[Data items]
--- start ---

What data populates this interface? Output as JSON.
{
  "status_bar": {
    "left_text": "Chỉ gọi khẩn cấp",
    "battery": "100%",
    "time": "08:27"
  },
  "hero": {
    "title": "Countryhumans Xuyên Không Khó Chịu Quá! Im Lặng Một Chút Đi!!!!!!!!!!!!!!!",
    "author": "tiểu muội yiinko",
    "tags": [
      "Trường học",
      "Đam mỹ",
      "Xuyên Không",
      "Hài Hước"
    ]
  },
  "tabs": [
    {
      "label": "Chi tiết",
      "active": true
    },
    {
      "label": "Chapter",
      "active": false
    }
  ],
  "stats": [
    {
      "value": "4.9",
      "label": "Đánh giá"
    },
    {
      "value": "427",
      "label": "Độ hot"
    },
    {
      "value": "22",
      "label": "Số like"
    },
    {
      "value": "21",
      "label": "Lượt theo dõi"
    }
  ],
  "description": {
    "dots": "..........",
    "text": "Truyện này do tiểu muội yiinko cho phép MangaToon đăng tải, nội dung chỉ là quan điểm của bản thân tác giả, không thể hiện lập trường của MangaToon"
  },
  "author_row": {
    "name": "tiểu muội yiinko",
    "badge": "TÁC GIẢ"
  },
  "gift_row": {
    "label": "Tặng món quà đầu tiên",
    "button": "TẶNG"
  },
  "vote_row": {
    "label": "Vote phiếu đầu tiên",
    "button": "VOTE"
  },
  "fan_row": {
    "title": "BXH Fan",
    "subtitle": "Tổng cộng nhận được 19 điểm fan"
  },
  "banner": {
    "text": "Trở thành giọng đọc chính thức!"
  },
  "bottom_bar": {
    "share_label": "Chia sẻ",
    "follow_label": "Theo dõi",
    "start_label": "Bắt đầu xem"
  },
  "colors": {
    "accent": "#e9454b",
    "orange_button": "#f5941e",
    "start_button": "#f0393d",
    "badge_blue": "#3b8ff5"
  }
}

--- end ---

• _Instructions for the task_:
Show every line above in which the word "muội" occurs.

• _Response to the exercise_:
    "author": "tiểu muội yiinko",
    "text": "Truyện này do tiểu muội yiinko cho phép MangaToon đăng tải, nội dung chỉ là quan điểm của bản thân tác giả, không thể hiện lập trường của MangaToon"
    "name": "tiểu muội yiinko",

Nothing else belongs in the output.